==== Given information
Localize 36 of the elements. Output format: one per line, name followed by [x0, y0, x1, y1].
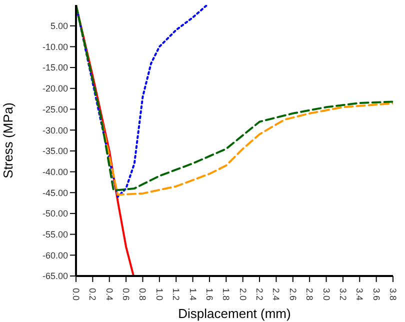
x-tick-label: 3.8 — [388, 288, 398, 301]
x-tick-label: 0.2 — [88, 288, 98, 301]
x-tick-label: 0.0 — [71, 288, 81, 301]
y-tick-label: 5.00 — [50, 21, 68, 32]
x-tick-label: 2.6 — [288, 288, 298, 301]
y-tick-label: -40.00 — [42, 166, 68, 177]
x-tick-label: 0.8 — [138, 288, 148, 301]
x-tick-label: 3.4 — [354, 288, 365, 301]
x-tick-label: 1.0 — [154, 288, 164, 301]
y-tick-label: -35.00 — [42, 146, 68, 156]
x-tick-label: 3.6 — [371, 288, 382, 301]
y-tick-label: -25.00 — [42, 104, 68, 114]
y-tick-label: -50.00 — [42, 208, 68, 219]
y-tick-label: -65.00 — [42, 271, 68, 282]
x-tick-label: 1.4 — [188, 288, 198, 301]
x-tick-label: 3.0 — [321, 288, 332, 301]
x-tick-label: 3.2 — [338, 288, 348, 301]
x-tick-label: 2.2 — [254, 288, 265, 301]
x-tick-label: 0.6 — [121, 288, 132, 301]
y-tick-label: -45.00 — [42, 188, 68, 198]
x-tick-label: 2.8 — [304, 288, 315, 301]
x-tick-label: 2.4 — [271, 288, 282, 301]
x-tick-label: 0.4 — [104, 288, 114, 301]
y-tick-label: -55.00 — [42, 230, 68, 240]
y-tick-label: -15.00 — [42, 62, 68, 73]
y-tick-label: -20.00 — [42, 84, 68, 94]
x-tick-label: 1.8 — [221, 288, 232, 301]
y-tick-label: -30.00 — [42, 125, 68, 136]
y-tick-label: -10.00 — [42, 42, 68, 52]
line-series — [76, 5, 208, 198]
x-tick-label: 1.6 — [204, 288, 214, 301]
y-tick-label: -60.00 — [42, 250, 68, 260]
x-tick-label: 2.0 — [238, 288, 248, 301]
y-axis-title: Stress (MPa) — [0, 102, 16, 178]
x-axis-title: Displacement (mm) — [178, 306, 291, 321]
x-tick-label: 1.2 — [171, 288, 182, 301]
========
### Set exercise
Can you extract all of the lines above verbatim, leaving the pictures out of your answer?

### Solution for this task
Localize 36 of the elements. Output format: one per line, name followed by [x0, y0, x1, y1].
x-tick-label: 3.8 — [388, 288, 398, 301]
x-tick-label: 0.2 — [88, 288, 98, 301]
x-tick-label: 0.0 — [71, 288, 81, 301]
y-tick-label: 5.00 — [50, 21, 68, 32]
x-tick-label: 2.6 — [288, 288, 298, 301]
y-tick-label: -40.00 — [42, 166, 68, 177]
x-tick-label: 0.8 — [138, 288, 148, 301]
x-tick-label: 3.4 — [354, 288, 365, 301]
x-tick-label: 1.0 — [154, 288, 164, 301]
y-tick-label: -35.00 — [42, 146, 68, 156]
x-tick-label: 3.6 — [371, 288, 382, 301]
y-tick-label: -25.00 — [42, 104, 68, 114]
y-tick-label: -50.00 — [42, 208, 68, 219]
y-tick-label: -65.00 — [42, 271, 68, 282]
x-tick-label: 1.4 — [188, 288, 198, 301]
x-tick-label: 3.0 — [321, 288, 332, 301]
x-tick-label: 3.2 — [338, 288, 348, 301]
x-tick-label: 2.2 — [254, 288, 265, 301]
x-tick-label: 0.6 — [121, 288, 132, 301]
y-tick-label: -45.00 — [42, 188, 68, 198]
x-tick-label: 2.8 — [304, 288, 315, 301]
x-tick-label: 2.4 — [271, 288, 282, 301]
x-tick-label: 0.4 — [104, 288, 114, 301]
y-tick-label: -55.00 — [42, 230, 68, 240]
y-tick-label: -15.00 — [42, 62, 68, 73]
y-tick-label: -20.00 — [42, 84, 68, 94]
x-tick-label: 1.8 — [221, 288, 232, 301]
y-tick-label: -30.00 — [42, 125, 68, 136]
y-tick-label: -10.00 — [42, 42, 68, 52]
line-series — [76, 5, 208, 198]
x-tick-label: 1.6 — [204, 288, 214, 301]
y-tick-label: -60.00 — [42, 250, 68, 260]
x-tick-label: 2.0 — [238, 288, 248, 301]
y-axis-title: Stress (MPa) — [0, 102, 16, 178]
x-axis-title: Displacement (mm) — [178, 306, 291, 321]
x-tick-label: 1.2 — [171, 288, 182, 301]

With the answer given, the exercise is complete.